__Source document__.
^^^^^^^^
The MQTT data bridge is a channel for EMQX to communicate with other MQTT services, including EMQX clusters that use the MQTT protocol. This page introduces how the MQTT data bridge works in EMQX and provides a quick start tutorial on how to create an MQTT data bridge in EMQX Dashboard or using the configuration file.

How MQTT Data Bridge Works

EMQX supports the MQTT data bridge that works in two primary modes: ingress and egress. The following sections explain how each mode works. Also, this section introduces the concept of connection pools used in both modes.

The diagram below illustrates a typical architecture of data integration between EMQX and HStreamDB:

EMQX Integration MQTT

Ingress Mode

In ingress mode, the local EMQX subscribes to the topics from the bridged remote MQTT brokers and distributes the received messages within the current cluster. Below is the message flow in ingress direction:


The MQTT data bridge can be used either alone or in conjunction with rules for more powerful and flexible data processing capabilities. In ingress direction, the data bridge can be used as the data source of the rule. The message flow for MQTT data bridge working with rules is as follows:


Egress Mode

In egress mode, the local EMQX forwards messages from the current cluster to the bridged remote MQTT brokers following the rule settings. And this is the message flow in egress direction:


Similar to the ingress mode, the MQTT data bridge can also be used in conjunction with rules. In egress direction, the data bridge can be used as the action of the rule:


Connection Pool

EMQX allows more than one client to connect to the bridged MQTT broker at the same time. When creating the data bridge, you can set a pool of MQTT client connections and configure the pool size indicating the number of the client connections in the pool. Enabling connection pool allows for efficient utilization of server resources, leading to greater message throughput.

Because the MQTT protocol requires that a client connecting to the broker must have its own unique Client ID, EMQX automatically generates the Client ID for each client in the connection pool following the pattern below:

${ClientIDPrefix}Prefix of the client ID as configured. If not set then whole first fragment is omitted.
${BridgeName}User-provided name of the bridge.
${Mode}Either ingress or egress.
${NodeName}Name of the node on which the MQTT client is running.
${N}Number from 1 to the configured size of the connection pool.

Use Connection Pool in Ingress Mode

Although the connection pool applies to both ingress and egress modes, using the connection pool in ingress mode should consider a few caveats. When you have EMQX cluster with more than 1 node, and configures an ingress MQTT bridge to subscribe non-shared topics from the remote broker, clients in the connection pool will receive duplicated messages if they all subscribe to the same topic. In that case, it will bring pressure to the brokers, so it is strongly advised to use shared subscription as a kind of safety measure. For example, you can configure the topic of the remote MQTT Broker to $share/name1/topic1 or $share/name2/topic2/# if topic filter is used. In non-shared subscription cases, the MQTT client connection pool will be downscaled to one client, which means only one client will be started.

Features and Benefits

The MQTT data bridge has the following features and benefits:

  • Extensive Compatibility: The MQTT data bridge uses the standard MQTT protocol, allowing it to bridge to various IoT platforms, including AWS IoT Core, Azure IoT Hubs, and also supports open-source or other industry MQTT brokers and IoT platforms. This enables seamless integration and communication with a variety of devices and platforms.
^^^^^^^^
__Given entries__.
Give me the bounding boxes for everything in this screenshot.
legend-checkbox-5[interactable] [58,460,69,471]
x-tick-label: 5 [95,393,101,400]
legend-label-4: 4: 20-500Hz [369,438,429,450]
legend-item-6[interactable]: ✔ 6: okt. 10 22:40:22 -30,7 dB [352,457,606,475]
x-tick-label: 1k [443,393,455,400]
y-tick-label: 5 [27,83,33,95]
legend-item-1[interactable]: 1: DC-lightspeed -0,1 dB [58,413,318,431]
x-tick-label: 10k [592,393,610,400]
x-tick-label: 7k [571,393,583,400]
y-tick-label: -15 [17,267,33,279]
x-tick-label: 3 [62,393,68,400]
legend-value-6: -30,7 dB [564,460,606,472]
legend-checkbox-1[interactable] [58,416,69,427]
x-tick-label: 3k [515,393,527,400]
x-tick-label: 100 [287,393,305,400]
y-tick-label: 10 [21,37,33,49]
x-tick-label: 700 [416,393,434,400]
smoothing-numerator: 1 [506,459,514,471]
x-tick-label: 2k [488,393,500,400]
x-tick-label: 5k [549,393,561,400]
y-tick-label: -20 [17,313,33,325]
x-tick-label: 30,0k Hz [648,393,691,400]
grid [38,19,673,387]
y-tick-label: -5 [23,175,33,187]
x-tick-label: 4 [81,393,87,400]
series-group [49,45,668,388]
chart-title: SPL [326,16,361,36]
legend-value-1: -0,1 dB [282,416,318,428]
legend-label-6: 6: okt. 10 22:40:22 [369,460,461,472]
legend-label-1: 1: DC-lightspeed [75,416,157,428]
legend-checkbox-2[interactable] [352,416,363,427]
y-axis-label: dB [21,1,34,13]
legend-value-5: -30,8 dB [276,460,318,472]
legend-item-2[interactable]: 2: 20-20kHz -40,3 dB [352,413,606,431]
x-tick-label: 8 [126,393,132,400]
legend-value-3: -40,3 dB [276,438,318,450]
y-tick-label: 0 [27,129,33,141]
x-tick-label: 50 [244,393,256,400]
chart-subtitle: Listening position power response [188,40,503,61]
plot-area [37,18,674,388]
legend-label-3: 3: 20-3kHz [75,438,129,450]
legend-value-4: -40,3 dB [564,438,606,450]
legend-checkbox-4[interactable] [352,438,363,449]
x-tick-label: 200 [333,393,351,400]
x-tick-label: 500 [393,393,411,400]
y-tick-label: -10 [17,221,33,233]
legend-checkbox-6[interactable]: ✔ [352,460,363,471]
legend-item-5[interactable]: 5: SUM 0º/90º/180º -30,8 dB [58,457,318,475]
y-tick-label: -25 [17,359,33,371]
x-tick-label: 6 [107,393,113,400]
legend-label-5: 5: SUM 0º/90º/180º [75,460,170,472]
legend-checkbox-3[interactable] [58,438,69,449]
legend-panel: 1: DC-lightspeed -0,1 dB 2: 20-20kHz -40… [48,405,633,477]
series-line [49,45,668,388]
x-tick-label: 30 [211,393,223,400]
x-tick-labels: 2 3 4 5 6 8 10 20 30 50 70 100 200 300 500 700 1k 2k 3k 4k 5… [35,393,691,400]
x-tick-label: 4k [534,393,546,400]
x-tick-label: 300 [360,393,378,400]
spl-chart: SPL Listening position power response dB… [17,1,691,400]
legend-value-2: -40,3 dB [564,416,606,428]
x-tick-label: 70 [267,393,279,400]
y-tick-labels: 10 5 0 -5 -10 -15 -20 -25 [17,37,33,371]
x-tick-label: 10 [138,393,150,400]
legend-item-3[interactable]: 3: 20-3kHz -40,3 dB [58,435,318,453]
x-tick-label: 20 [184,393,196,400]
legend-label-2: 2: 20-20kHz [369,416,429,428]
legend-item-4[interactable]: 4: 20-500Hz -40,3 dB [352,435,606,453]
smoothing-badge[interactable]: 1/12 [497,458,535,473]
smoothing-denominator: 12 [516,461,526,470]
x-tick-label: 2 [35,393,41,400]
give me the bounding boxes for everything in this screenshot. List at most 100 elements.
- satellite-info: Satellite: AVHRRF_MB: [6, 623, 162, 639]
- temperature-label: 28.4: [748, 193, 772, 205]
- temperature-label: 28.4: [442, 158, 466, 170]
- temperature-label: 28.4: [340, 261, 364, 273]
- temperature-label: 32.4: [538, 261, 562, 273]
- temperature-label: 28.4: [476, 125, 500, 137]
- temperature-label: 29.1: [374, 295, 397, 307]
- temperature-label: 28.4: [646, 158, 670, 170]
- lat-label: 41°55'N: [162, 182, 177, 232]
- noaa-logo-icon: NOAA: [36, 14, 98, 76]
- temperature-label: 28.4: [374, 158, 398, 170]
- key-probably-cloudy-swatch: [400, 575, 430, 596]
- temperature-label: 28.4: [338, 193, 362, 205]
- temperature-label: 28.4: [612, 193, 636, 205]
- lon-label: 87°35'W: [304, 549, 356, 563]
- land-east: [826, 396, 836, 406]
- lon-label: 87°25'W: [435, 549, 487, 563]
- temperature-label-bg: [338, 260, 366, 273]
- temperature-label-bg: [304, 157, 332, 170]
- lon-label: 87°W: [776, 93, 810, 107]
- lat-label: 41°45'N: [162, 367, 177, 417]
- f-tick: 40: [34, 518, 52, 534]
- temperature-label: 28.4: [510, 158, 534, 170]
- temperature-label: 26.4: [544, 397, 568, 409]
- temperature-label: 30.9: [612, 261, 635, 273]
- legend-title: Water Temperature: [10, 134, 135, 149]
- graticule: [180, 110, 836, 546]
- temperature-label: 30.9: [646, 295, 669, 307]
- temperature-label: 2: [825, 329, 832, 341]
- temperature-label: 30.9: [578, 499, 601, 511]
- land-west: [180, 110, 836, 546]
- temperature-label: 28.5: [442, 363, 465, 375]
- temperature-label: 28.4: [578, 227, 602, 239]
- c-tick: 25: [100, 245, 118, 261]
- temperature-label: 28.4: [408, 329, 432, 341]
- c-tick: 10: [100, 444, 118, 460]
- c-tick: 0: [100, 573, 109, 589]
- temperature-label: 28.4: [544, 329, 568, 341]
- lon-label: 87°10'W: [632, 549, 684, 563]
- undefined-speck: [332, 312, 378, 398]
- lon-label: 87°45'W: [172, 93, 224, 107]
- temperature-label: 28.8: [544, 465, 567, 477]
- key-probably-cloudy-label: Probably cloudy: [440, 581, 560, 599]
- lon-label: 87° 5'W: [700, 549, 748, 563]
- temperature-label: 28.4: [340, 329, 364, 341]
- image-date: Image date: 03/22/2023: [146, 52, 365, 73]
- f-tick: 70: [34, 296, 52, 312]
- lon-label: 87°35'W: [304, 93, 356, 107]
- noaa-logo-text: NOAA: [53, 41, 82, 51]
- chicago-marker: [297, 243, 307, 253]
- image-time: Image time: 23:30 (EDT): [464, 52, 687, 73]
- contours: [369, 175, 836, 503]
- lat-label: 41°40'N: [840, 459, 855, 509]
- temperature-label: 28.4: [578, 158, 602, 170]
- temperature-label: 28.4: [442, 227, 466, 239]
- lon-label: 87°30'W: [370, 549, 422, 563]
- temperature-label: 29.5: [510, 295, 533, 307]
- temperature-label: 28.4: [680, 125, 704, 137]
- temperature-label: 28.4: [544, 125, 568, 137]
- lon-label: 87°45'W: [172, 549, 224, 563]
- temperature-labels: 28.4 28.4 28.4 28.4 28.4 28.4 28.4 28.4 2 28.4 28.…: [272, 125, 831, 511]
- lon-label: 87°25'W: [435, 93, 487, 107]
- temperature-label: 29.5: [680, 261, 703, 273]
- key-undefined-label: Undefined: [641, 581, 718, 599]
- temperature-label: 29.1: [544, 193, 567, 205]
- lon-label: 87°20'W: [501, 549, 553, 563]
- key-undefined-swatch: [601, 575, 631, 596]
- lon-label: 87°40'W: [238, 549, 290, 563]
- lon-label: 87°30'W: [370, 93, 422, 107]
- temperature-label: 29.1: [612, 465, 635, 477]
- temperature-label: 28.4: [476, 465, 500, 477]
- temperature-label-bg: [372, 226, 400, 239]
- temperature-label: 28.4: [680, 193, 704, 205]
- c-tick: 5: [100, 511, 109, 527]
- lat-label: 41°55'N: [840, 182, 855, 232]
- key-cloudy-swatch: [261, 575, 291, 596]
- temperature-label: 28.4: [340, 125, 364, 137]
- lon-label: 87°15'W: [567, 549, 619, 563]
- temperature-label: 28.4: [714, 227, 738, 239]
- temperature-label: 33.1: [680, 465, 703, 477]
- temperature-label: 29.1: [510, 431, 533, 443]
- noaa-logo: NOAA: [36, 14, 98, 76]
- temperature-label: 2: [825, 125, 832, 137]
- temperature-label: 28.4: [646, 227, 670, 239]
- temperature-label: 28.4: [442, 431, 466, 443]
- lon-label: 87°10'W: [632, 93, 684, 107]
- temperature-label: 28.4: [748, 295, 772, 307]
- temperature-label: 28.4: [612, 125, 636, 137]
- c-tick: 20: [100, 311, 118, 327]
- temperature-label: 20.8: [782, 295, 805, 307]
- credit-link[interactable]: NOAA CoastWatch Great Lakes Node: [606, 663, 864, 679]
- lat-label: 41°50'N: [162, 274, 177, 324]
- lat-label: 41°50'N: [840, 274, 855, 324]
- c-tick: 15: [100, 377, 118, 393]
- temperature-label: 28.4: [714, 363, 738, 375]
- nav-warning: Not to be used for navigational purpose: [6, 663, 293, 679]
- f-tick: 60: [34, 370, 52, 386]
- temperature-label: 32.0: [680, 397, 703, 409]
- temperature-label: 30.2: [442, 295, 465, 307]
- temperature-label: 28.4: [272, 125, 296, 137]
^^^^^^^^
__Requirements__.
A. According to the MQTT data bridge text, what happens to the MQTT client connection pool in non-shared subscription cases?
B. Retype the portion of the MQTT data bridge text running from "Use Connection Pool" down to "will be started.", with no changes.
The records come from a source other than the MQTT data bridge text.

__Per-task outputs__.
A. The pool is downscaled to one client, so only one client is started.

B.
Use Connection Pool in Ingress Mode

Although the connection pool applies to both ingress and egress modes, using the connection pool in ingress mode should consider a few caveats. When you have EMQX cluster with more than 1 node, and configures an ingress MQTT bridge to subscribe non-shared topics from the remote broker, clients in the connection pool will receive duplicated messages if they all subscribe to the same topic. In that case, it will bring pressure to the brokers, so it is strongly advised to use shared subscription as a kind of safety measure. For example, you can configure the topic of the remote MQTT Broker to $share/name1/topic1 or $share/name2/topic2/# if topic filter is used. In non-shared subscription cases, the MQTT client connection pool will be downscaled to one client, which means only one client will be started.